>> BEGIN DATASET EXCERPTS

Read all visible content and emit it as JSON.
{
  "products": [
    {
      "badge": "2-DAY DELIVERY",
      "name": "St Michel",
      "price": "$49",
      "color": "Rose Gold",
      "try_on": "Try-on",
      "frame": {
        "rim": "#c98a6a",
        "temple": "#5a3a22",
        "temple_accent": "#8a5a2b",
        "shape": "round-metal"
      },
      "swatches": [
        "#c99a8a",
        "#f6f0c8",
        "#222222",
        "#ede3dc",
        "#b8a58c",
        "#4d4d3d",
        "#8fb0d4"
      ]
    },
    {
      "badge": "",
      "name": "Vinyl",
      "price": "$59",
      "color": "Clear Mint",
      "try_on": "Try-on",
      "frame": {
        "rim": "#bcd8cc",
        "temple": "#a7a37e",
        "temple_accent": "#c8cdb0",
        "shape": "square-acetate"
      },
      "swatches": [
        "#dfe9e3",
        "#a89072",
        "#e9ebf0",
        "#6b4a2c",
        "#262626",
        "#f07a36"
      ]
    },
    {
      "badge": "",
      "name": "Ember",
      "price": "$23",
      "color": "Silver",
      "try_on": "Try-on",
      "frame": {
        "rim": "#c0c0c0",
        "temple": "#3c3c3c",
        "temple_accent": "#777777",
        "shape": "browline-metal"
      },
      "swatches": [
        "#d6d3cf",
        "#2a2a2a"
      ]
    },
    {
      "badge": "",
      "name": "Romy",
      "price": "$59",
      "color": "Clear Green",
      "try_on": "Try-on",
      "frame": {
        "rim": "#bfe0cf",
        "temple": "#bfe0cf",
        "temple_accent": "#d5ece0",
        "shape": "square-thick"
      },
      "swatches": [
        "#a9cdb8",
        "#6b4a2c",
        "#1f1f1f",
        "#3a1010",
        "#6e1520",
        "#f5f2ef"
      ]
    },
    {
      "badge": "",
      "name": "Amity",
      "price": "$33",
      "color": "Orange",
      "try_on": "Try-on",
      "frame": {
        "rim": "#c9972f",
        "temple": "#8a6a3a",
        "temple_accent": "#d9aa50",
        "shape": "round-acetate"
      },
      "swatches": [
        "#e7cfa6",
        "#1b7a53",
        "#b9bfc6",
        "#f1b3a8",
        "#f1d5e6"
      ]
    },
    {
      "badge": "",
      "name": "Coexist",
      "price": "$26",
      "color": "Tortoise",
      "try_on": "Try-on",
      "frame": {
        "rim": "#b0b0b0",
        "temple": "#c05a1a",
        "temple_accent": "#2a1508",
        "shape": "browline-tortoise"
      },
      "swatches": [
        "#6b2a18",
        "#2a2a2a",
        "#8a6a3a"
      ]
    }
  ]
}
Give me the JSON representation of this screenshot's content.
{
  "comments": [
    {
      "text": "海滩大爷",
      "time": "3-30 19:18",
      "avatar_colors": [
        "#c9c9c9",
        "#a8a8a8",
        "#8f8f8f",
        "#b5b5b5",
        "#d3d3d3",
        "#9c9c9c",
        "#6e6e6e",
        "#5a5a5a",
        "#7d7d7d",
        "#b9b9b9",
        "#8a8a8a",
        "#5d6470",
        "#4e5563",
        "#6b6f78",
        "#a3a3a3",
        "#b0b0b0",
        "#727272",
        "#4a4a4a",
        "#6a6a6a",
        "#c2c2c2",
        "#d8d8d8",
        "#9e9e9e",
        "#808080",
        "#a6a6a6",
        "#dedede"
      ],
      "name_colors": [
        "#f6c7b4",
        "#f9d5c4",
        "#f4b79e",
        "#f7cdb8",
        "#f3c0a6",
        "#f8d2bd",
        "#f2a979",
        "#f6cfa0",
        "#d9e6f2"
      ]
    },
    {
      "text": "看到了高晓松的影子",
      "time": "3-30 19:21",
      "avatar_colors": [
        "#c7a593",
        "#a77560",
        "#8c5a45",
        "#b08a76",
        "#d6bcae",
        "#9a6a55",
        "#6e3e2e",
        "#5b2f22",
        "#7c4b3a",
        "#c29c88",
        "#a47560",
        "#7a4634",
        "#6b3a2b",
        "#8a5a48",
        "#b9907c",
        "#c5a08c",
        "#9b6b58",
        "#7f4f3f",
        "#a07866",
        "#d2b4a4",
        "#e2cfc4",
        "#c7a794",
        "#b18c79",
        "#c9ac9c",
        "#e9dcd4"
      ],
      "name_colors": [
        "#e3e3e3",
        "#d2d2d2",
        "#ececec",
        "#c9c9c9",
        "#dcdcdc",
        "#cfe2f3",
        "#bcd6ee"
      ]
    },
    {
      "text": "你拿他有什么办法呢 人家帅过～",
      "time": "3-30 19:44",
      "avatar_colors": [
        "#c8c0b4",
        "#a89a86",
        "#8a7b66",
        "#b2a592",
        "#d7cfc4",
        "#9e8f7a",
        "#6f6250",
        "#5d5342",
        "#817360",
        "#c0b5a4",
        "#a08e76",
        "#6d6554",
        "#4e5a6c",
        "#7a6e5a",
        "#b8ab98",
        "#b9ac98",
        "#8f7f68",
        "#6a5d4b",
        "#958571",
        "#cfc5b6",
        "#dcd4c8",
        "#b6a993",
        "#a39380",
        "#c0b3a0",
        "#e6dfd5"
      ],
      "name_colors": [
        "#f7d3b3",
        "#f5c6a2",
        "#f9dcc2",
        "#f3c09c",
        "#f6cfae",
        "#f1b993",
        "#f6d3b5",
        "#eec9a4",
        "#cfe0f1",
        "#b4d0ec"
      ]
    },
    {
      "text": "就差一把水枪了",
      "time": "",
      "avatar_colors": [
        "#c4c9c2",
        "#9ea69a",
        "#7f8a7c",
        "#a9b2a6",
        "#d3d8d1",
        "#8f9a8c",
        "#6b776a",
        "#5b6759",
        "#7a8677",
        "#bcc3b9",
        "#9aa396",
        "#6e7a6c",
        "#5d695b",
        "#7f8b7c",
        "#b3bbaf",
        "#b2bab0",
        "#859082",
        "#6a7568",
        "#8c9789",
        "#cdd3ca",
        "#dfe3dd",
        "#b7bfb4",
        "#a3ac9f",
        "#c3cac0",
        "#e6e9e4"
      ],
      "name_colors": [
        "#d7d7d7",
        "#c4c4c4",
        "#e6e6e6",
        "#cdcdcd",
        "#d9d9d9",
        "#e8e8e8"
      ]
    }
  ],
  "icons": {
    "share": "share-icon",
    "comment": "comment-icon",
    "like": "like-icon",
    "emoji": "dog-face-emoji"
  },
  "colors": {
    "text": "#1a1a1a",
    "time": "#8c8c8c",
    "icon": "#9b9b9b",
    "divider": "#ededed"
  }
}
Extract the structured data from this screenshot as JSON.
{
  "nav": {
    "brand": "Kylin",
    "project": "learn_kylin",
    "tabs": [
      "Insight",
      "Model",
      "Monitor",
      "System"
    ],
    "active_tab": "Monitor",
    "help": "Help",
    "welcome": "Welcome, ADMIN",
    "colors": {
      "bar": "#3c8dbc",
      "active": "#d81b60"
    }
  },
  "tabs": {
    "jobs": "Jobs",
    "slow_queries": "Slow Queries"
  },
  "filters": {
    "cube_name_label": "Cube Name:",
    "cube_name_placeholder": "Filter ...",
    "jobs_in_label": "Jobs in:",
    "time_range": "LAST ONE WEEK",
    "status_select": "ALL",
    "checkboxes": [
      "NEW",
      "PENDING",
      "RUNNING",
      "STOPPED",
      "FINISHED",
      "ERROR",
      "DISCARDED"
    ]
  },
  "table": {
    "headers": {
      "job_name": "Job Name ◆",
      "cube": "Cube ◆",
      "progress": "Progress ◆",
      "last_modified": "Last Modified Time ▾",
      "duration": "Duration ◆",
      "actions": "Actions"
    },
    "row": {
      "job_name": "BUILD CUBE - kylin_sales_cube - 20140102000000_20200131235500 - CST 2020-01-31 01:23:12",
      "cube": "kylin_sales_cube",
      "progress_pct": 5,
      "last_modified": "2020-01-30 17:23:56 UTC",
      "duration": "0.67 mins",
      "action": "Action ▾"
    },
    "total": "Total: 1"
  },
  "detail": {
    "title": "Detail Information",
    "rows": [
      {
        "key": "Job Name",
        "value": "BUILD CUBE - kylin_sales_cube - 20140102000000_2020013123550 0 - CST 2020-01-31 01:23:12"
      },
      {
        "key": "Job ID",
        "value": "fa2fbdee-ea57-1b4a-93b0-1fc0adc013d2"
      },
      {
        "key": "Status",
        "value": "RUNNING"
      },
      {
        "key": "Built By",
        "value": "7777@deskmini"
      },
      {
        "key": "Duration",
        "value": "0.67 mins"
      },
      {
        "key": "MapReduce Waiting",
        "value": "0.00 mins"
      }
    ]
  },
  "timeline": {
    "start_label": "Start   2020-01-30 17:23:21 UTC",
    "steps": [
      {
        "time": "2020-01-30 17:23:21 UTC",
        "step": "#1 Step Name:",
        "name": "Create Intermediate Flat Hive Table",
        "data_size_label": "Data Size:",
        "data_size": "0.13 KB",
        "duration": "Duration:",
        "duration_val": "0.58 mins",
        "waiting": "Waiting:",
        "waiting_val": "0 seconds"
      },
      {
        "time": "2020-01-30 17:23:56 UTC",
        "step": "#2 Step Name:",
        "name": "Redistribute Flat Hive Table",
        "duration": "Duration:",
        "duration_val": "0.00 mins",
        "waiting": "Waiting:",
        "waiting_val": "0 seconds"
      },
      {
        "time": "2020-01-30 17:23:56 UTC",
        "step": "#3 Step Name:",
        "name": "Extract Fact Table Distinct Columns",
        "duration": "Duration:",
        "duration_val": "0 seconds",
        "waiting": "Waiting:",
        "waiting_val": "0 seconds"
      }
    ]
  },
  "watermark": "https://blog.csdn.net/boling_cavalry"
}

>> END DATASET EXCERPTS

DIRECTIVE
List all lines holding the string "price".

FINISHED TASK
      "price": "$49",
      "price": "$59",
      "price": "$23",
      "price": "$59",
      "price": "$33",
      "price": "$26",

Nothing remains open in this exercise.